* **EXERCISE DESCRIPTION**
Look through the listing below and report how many lines contain "making", as a bare number.

* **GIVEN RECORDS**
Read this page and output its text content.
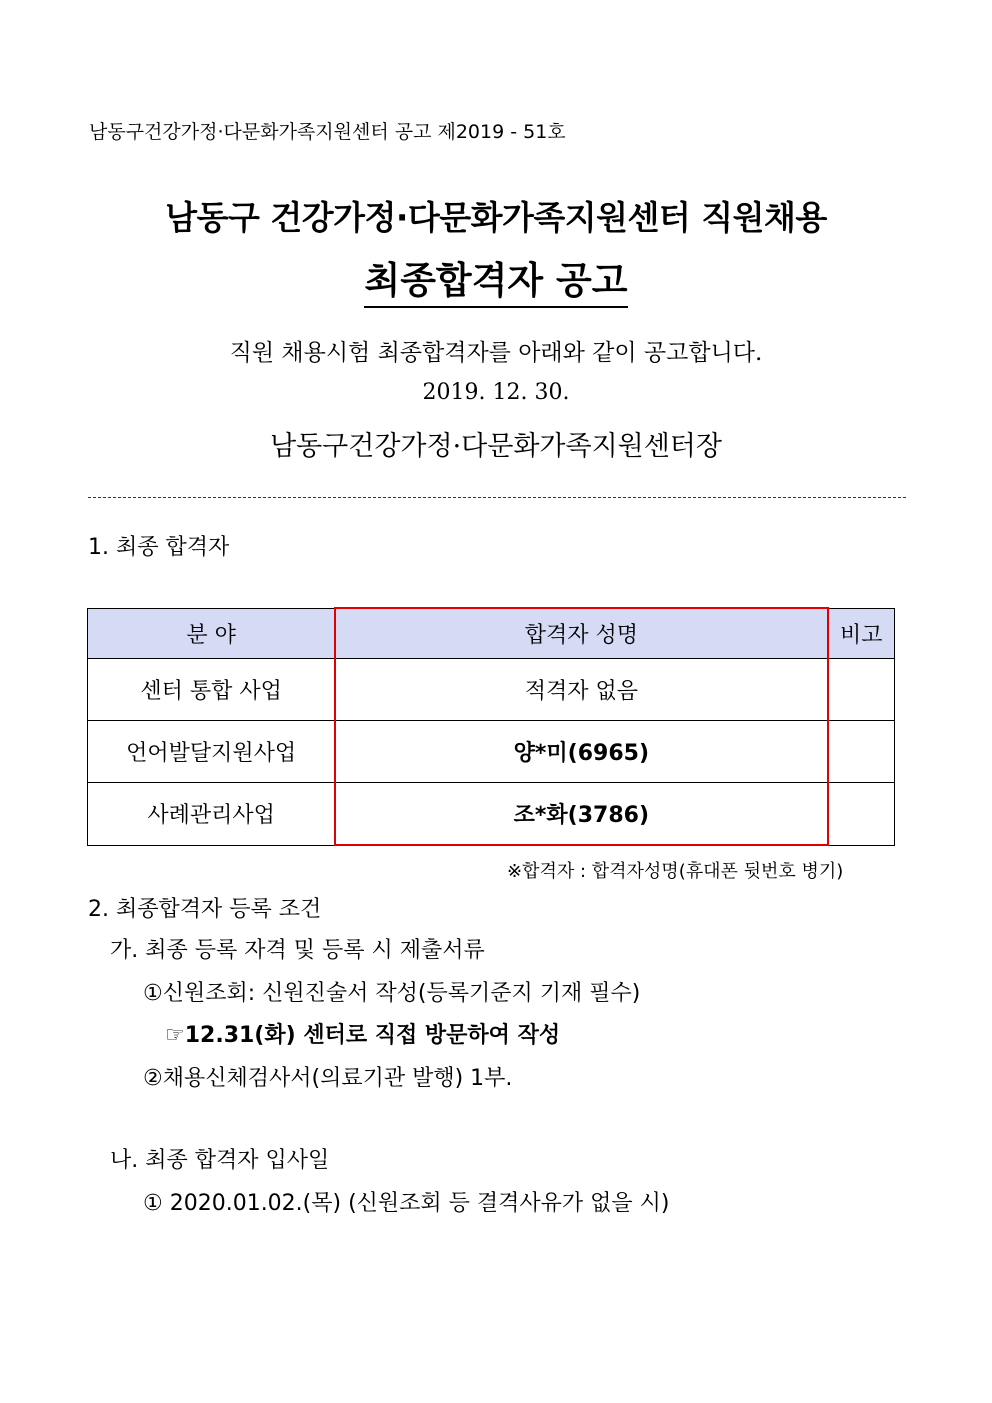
남동구건강가정·다문화가족지원센터 공고 제2019 - 51호
남동구 건강가정·다문화가족지원센터 직원채용
최종합격자 공고
직원 채용시험 최종합격자를 아래와 같이 공고합니다.
2019. 12. 30.
남동구건강가정·다문화가족지원센터장
1. 최종 합격자
분 야	합격자 성명	비고
센터 통합 사업	적격자 없음	
언어발달지원사업	양*미(6965)	
사례관리사업	조*화(3786)	
※합격자 : 합격자성명(휴대폰 뒷번호 병기)
2. 최종합격자 등록 조건
가. 최종 등록 자격 및 등록 시 제출서류
①신원조회: 신원진술서 작성(등록기준지 기재 필수)
☞12.31(화) 센터로 직접 방문하여 작성
②채용신체검사서(의료기관 발행) 1부.
나. 최종 합격자 입사일
① 2020.01.02.(목) (신원조회 등 결격사유가 없을 시)
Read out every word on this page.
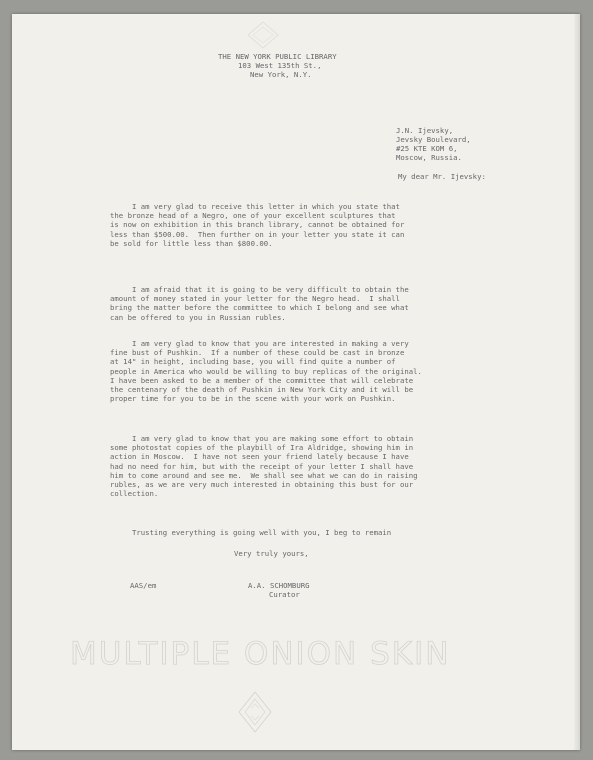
THE NEW YORK PUBLIC LIBRARY
103 West 135th St.,
New York, N.Y.
J.N. Ijevsky,
Jevsky Boulevard,
#25 KTE KOM 6,
Moscow, Russia.
My dear Mr. Ijevsky:
I am very glad to receive this letter in which you state that
the bronze head of a Negro, one of your excellent sculptures that
is now on exhibition in this branch library, cannot be obtained for
less than $500.00.  Then further on in your letter you state it can
be sold for little less than $800.00.
I am afraid that it is going to be very difficult to obtain the
amount of money stated in your letter for the Negro head.  I shall
bring the matter before the committee to which I belong and see what
can be offered to you in Russian rubles.
I am very glad to know that you are interested in making a very
fine bust of Pushkin.  If a number of these could be cast in bronze
at 14" in height, including base, you will find quite a number of
people in America who would be willing to buy replicas of the original.
I have been asked to be a member of the committee that will celebrate
the centenary of the death of Pushkin in New York City and it will be
proper time for you to be in the scene with your work on Pushkin.
I am very glad to know that you are making some effort to obtain
some photostat copies of the playbill of Ira Aldridge, showing him in
action in Moscow.  I have not seen your friend lately because I have
had no need for him, but with the receipt of your letter I shall have
him to come around and see me.  We shall see what we can do in raising
rubles, as we are very much interested in obtaining this bust for our
collection.
Trusting everything is going well with you, I beg to remain
Very truly yours,
AAS/em	A.A. SCHOMBURG
Curator
MULTIPLE ONION SKIN
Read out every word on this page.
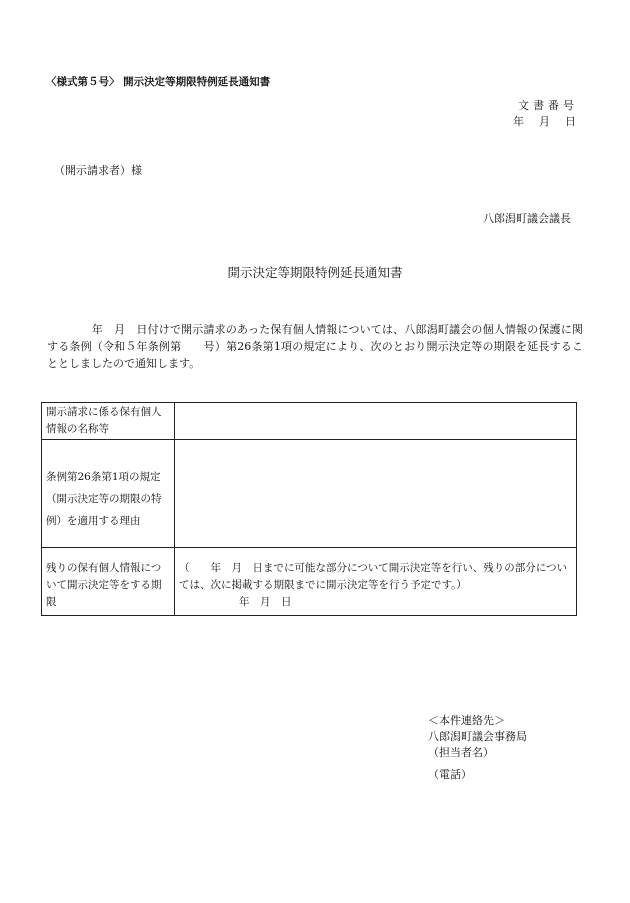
〈様式第５号〉 開示決定等期限特例延長通知書
文書番号
年　月　日
（開示請求者）様
八郎潟町議会議長
開示決定等期限特例延長通知書
　　　　年　月　日付けで開示請求のあった保有個人情報については、八郎潟町議会の個人情報の保護に関する条例（令和５年条例第　　号）第26条第1項の規定により、次のとおり開示決定等の期限を延長することとしましたので通知します。
開示請求に係る保有個人情報の名称等	
条例第26条第1項の規定（開示決定等の期限の特例）を適用する理由	
残りの保有個人情報について開示決定等をする期限	（　　年　月　日までに可能な部分について開示決定等を行い、残りの部分については、次に掲載する期限までに開示決定等を行う予定です。）
年　月　日
＜本件連絡先＞
八郎潟町議会事務局
（担当者名）
（電話）
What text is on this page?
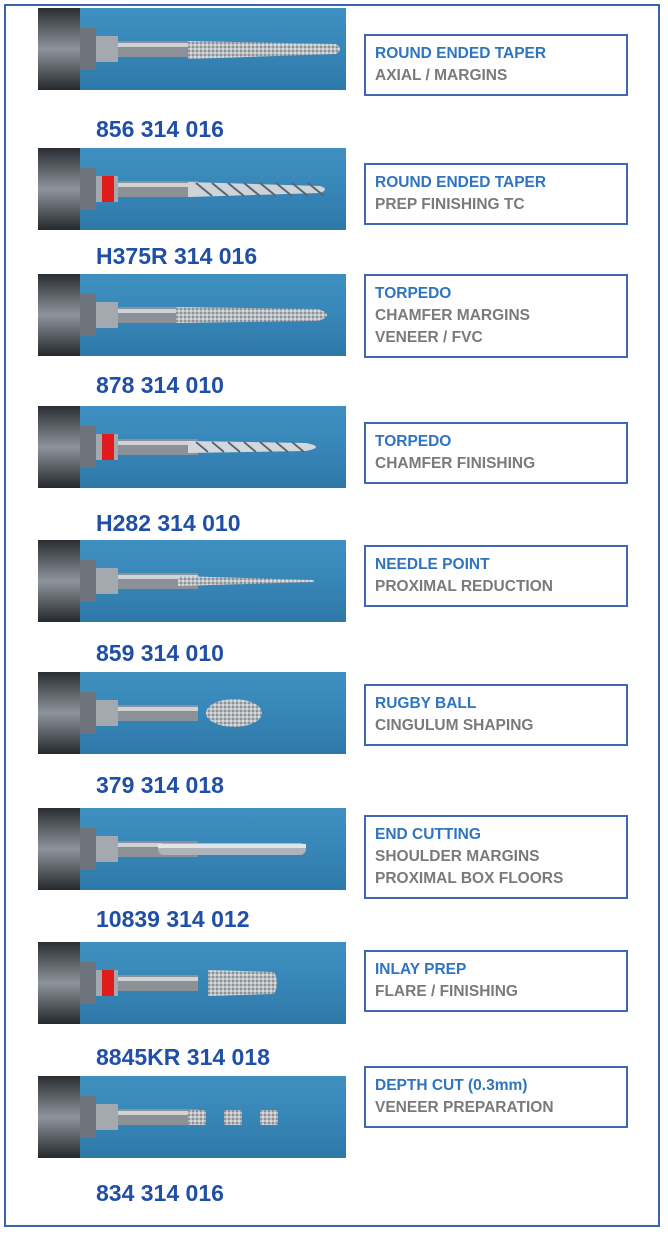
856 314 016
ROUND ENDED TAPER
AXIAL / MARGINS
H375R 314 016
ROUND ENDED TAPER
PREP FINISHING TC
878 314 010
TORPEDO
CHAMFER MARGINS
VENEER / FVC
H282 314 010
TORPEDO
CHAMFER FINISHING
859 314 010
NEEDLE POINT
PROXIMAL REDUCTION
379 314 018
RUGBY BALL
CINGULUM SHAPING
10839 314 012
END CUTTING
SHOULDER MARGINS
PROXIMAL BOX FLOORS
8845KR 314 018
INLAY PREP
FLARE / FINISHING
834 314 016
DEPTH CUT (0.3mm)
VENEER PREPARATION
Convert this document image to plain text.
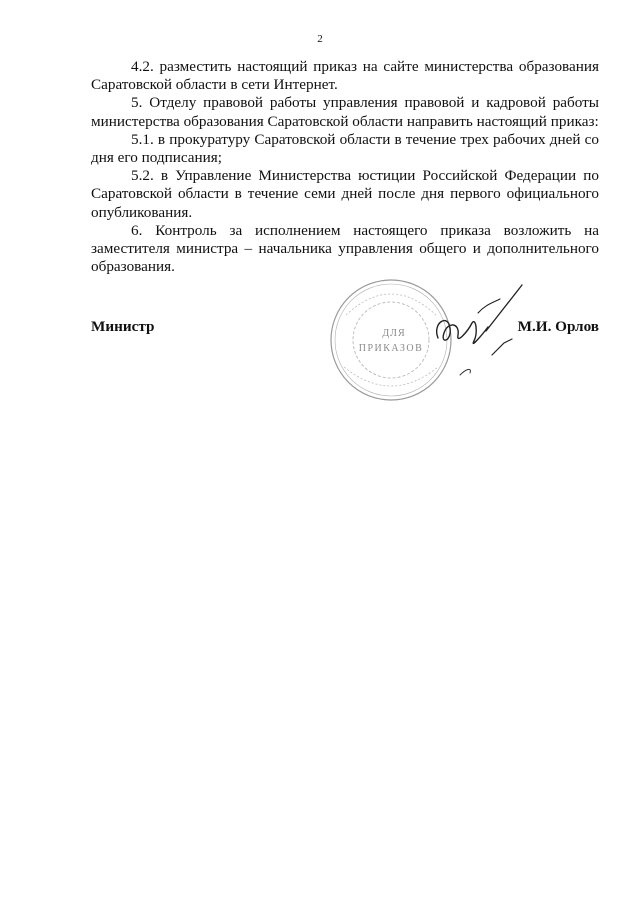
2

4.2. разместить настоящий приказ на сайте министерства образования Саратовской области в сети Интернет.

5. Отделу правовой работы управления правовой и кадровой работы министерства образования Саратовской области направить настоящий приказ:

5.1. в прокуратуру Саратовской области в течение трех рабочих дней со дня его подписания;

5.2. в Управление Министерства юстиции Российской Федерации по Саратовской области в течение семи дней после дня первого официального опубликования.

6. Контроль за исполнением настоящего приказа возложить на заместителя министра – начальника управления общего и дополнительного образования.

ДЛЯ
ПРИКАЗОВ
Министр	М.И. Орлов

* **EXERCISE RESPONSE**
2